Location
- Freestone County, Texas, United States of America

Students and staff
- Students: 1,700

= Fairfield Independent School District =

School district in Texas

Fairfield Independent School District is an American school district in Texas with approximately 1,700 students. Its president is Eric Chavers.

== History ==

In 1964 the district received a portion of the Butler Independent School District which had only white students, while Fairfield ISD gave areas to Butler ISD that had only black students.

== Demographics ==
FISD encompasses an area of 456 square miles in Freestone County with approximately 1,700 students in EE-12. The school district is fully accredited by the Texas Education Agency
, and 100% core classroom teachers are highly qualified according to NCLB. The curriculum is designed to meet the needs of all students with the latest in instructional technology available at each grade level. FISD offers above state base for teachers with a bachelor or a master's degree plus partial insurance benefits. Currently, FISD employs 258.7 staff members; 139.9 are full-time teachers. The average teacher salary is $52,291. The student population is approximately 0.4% Am. Indian, 0.9% Asian, 13.3% African American, 28.0% Hispanic, 53.4% White, 3.9% two or more; 63.6% are economically disadvantaged. Attendance is 96.4%.

Challenges -
- 1) Swap "received" for "acquired" in the school district article, and write out the passage starting at "In 1964 the" and ending at "only black students.".
- 2) Reproduce the records word for word, starting at their first line and ending at the line that contains "file-date: 3月 26日, 9:19 晚上 [370, 809, 521, 828]".
The records come from a different source than the school district article.

Available records -
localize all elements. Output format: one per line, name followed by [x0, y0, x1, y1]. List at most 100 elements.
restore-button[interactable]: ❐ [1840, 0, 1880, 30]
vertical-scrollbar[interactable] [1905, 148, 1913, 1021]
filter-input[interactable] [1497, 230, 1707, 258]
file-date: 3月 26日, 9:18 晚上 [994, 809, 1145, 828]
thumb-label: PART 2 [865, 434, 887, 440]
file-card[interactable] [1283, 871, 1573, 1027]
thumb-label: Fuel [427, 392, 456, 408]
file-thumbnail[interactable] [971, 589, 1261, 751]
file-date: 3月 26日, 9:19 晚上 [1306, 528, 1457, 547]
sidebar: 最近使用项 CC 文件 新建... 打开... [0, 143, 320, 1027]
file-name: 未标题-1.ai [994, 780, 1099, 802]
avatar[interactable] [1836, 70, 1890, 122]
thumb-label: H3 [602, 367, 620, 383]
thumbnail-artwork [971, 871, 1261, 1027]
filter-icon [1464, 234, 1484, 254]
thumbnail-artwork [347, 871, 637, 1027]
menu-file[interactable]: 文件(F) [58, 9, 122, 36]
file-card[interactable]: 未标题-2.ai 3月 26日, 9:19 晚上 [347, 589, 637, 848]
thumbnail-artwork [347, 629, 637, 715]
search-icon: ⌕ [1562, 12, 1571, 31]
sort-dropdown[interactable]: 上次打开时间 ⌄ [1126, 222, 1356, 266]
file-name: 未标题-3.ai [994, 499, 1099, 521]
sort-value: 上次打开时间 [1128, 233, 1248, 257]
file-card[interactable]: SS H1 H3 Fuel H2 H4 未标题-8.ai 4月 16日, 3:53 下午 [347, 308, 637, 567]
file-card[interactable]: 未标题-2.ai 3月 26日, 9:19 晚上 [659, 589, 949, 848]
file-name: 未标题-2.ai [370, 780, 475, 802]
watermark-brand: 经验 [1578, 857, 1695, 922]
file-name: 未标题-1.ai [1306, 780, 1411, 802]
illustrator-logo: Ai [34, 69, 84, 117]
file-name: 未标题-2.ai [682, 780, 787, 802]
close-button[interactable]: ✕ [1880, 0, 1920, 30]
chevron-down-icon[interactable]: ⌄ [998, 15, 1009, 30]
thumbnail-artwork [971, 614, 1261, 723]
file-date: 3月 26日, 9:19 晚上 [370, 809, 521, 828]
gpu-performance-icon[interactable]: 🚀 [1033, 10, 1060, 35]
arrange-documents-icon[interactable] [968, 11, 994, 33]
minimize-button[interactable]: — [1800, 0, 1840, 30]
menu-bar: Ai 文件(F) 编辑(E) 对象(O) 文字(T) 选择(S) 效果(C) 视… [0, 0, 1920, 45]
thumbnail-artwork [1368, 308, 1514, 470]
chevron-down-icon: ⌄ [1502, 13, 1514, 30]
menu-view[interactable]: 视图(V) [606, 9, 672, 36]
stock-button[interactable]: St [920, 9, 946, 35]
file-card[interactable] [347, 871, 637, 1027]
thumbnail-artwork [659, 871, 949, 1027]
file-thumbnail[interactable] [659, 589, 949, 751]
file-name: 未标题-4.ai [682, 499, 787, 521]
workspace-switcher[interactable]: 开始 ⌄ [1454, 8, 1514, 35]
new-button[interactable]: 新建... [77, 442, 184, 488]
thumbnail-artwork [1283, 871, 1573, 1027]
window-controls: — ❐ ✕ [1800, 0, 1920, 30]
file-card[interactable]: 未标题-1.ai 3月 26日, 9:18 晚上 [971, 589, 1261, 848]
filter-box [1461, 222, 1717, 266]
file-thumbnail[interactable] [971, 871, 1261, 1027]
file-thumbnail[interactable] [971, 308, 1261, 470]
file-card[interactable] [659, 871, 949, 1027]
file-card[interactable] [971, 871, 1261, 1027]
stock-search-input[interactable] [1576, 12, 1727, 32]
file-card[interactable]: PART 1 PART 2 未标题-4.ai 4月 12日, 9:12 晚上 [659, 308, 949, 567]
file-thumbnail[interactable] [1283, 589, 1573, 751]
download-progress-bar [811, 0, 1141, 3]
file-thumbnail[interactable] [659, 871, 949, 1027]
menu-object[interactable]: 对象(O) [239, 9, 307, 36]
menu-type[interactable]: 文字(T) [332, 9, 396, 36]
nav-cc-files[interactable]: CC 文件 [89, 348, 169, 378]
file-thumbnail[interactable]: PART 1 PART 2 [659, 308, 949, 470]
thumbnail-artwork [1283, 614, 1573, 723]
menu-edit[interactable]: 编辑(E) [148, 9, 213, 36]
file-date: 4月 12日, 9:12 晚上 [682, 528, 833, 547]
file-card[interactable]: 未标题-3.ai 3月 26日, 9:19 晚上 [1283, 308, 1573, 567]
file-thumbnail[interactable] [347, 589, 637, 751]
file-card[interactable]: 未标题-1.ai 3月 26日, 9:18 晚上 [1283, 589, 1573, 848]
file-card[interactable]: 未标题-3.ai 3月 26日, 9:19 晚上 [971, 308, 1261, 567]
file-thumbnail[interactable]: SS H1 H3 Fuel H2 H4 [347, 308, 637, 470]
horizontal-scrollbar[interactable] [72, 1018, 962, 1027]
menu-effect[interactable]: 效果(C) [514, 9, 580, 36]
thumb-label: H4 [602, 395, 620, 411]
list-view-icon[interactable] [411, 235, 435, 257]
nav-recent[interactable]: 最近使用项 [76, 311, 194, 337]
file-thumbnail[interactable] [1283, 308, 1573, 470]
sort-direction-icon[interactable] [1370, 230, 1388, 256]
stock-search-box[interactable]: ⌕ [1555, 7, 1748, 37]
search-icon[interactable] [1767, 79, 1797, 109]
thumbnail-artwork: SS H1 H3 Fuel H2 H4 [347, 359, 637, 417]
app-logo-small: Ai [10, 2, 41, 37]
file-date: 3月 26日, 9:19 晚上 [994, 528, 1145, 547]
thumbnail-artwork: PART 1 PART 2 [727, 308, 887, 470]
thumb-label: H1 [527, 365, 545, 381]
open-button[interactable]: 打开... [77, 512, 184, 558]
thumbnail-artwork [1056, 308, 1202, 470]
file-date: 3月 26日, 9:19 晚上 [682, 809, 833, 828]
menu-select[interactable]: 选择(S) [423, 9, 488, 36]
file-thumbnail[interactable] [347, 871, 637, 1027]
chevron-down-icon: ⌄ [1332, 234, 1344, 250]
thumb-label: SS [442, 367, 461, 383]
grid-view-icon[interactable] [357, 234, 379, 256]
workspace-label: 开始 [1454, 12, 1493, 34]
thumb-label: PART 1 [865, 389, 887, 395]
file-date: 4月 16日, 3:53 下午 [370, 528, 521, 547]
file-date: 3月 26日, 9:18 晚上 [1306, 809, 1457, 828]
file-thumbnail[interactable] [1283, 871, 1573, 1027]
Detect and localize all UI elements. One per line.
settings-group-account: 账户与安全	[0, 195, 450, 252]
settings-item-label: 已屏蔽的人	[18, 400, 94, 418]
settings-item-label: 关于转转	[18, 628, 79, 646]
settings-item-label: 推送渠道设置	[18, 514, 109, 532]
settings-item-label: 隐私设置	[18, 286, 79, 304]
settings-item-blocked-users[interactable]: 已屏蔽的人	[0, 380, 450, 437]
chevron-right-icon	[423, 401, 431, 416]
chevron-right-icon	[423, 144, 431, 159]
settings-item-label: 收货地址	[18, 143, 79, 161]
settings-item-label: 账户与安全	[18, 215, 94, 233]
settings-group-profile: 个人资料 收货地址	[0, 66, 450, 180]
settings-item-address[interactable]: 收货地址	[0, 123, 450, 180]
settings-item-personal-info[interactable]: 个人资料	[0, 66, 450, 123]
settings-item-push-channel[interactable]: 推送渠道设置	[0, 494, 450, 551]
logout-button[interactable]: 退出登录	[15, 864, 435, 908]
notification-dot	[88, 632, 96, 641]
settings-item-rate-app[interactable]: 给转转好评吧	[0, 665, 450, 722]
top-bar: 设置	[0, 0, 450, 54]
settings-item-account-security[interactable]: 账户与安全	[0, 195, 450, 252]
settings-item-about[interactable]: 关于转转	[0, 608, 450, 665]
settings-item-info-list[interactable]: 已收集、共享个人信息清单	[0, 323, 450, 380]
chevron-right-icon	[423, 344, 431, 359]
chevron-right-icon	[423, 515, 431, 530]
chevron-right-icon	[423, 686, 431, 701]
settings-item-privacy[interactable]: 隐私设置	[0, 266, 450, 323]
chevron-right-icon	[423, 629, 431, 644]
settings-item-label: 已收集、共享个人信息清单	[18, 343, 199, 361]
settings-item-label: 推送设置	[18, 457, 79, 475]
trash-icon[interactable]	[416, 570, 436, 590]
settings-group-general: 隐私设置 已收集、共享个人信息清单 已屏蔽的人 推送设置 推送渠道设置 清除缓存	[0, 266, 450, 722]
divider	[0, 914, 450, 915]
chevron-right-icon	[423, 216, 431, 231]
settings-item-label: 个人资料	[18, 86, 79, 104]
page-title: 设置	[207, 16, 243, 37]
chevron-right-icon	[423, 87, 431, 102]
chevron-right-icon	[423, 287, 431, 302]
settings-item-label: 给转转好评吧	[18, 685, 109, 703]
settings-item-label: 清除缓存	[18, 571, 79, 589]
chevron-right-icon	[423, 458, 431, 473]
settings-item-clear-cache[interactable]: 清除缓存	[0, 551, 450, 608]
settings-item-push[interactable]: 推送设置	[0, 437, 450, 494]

Worked solutions -
- 1)
In 1964 the district acquired a portion of the Butler Independent School District which had only white students, while Fairfield ISD gave areas to Butler ISD that had only black students.

- 2)
localize all elements. Output format: one per line, name followed by [x0, y0, x1, y1]. List at most 100 elements.
restore-button[interactable]: ❐ [1840, 0, 1880, 30]
vertical-scrollbar[interactable] [1905, 148, 1913, 1021]
filter-input[interactable] [1497, 230, 1707, 258]
file-date: 3月 26日, 9:18 晚上 [994, 809, 1145, 828]
thumb-label: PART 2 [865, 434, 887, 440]
file-card[interactable] [1283, 871, 1573, 1027]
thumb-label: Fuel [427, 392, 456, 408]
file-thumbnail[interactable] [971, 589, 1261, 751]
file-date: 3月 26日, 9:19 晚上 [1306, 528, 1457, 547]
sidebar: 最近使用项 CC 文件 新建... 打开... [0, 143, 320, 1027]
file-name: 未标题-1.ai [994, 780, 1099, 802]
avatar[interactable] [1836, 70, 1890, 122]
thumb-label: H3 [602, 367, 620, 383]
thumbnail-artwork [971, 871, 1261, 1027]
filter-icon [1464, 234, 1484, 254]
thumbnail-artwork [347, 871, 637, 1027]
menu-file[interactable]: 文件(F) [58, 9, 122, 36]
file-card[interactable]: 未标题-2.ai 3月 26日, 9:19 晚上 [347, 589, 637, 848]
thumbnail-artwork [347, 629, 637, 715]
search-icon: ⌕ [1562, 12, 1571, 31]
sort-dropdown[interactable]: 上次打开时间 ⌄ [1126, 222, 1356, 266]
file-name: 未标题-3.ai [994, 499, 1099, 521]
sort-value: 上次打开时间 [1128, 233, 1248, 257]
file-card[interactable]: SS H1 H3 Fuel H2 H4 未标题-8.ai 4月 16日, 3:53 下午 [347, 308, 637, 567]
file-card[interactable]: 未标题-2.ai 3月 26日, 9:19 晚上 [659, 589, 949, 848]
file-name: 未标题-2.ai [370, 780, 475, 802]
watermark-brand: 经验 [1578, 857, 1695, 922]
file-name: 未标题-1.ai [1306, 780, 1411, 802]
illustrator-logo: Ai [34, 69, 84, 117]
file-name: 未标题-2.ai [682, 780, 787, 802]
close-button[interactable]: ✕ [1880, 0, 1920, 30]
chevron-down-icon[interactable]: ⌄ [998, 15, 1009, 30]
thumbnail-artwork [971, 614, 1261, 723]
file-date: 3月 26日, 9:19 晚上 [370, 809, 521, 828]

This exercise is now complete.